**RECORDS FOR THE EXERCISE**
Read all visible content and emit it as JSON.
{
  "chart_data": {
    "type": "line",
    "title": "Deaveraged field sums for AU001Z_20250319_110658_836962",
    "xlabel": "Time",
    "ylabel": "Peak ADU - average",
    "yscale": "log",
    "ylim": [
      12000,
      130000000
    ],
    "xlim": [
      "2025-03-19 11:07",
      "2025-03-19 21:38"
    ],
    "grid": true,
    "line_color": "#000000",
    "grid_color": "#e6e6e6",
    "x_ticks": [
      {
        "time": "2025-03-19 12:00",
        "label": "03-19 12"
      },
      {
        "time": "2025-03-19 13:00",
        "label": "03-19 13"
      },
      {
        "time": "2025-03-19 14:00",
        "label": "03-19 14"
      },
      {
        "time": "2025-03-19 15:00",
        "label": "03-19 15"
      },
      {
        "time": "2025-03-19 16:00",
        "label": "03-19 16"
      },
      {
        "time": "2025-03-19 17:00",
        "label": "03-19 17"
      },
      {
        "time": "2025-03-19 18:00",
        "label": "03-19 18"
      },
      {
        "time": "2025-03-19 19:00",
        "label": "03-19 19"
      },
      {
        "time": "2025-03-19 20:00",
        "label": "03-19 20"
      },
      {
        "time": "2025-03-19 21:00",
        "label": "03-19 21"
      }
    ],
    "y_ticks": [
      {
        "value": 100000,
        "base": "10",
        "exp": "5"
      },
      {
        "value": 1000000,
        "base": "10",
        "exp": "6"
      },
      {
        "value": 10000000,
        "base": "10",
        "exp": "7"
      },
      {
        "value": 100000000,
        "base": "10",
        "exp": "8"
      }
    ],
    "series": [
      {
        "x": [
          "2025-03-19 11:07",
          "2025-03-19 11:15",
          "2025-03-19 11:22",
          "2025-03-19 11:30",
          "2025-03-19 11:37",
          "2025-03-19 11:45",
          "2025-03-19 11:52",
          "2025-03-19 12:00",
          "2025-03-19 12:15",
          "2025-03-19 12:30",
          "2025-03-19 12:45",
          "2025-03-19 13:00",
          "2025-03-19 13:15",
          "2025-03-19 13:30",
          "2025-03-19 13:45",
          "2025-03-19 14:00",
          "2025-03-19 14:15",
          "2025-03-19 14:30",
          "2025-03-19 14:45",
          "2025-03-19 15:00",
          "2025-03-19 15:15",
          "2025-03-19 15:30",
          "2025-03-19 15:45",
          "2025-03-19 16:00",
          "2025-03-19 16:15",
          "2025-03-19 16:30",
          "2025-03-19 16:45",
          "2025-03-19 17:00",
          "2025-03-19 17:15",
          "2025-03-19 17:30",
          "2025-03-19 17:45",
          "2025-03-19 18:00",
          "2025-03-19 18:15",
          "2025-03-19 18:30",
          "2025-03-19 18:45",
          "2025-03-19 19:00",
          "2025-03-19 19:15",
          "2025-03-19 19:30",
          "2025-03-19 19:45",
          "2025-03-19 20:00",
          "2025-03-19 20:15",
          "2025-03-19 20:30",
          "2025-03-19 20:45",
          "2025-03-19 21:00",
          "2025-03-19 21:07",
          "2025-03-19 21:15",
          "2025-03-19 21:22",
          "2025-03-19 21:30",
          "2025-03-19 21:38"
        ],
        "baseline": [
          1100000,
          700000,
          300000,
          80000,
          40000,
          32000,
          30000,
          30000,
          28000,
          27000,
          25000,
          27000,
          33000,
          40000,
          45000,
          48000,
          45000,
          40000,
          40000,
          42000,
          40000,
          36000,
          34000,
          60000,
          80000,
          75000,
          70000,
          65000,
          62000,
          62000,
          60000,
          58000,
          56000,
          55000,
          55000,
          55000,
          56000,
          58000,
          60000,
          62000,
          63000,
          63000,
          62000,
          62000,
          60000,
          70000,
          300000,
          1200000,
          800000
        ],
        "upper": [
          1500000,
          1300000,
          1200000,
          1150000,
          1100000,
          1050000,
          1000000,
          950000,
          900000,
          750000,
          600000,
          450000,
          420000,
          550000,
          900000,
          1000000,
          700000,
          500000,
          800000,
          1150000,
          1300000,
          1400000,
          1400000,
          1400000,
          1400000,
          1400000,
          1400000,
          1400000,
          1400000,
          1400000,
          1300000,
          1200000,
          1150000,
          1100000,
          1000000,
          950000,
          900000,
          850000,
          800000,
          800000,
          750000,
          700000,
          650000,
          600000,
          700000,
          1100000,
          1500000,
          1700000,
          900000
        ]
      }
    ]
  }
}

**PROBLEM DETAILS**
Where a line of the data holds "value", show that line.

**SOLUTION**
        "value": 100000,
        "value": 1000000,
        "value": 10000000,
        "value": 100000000,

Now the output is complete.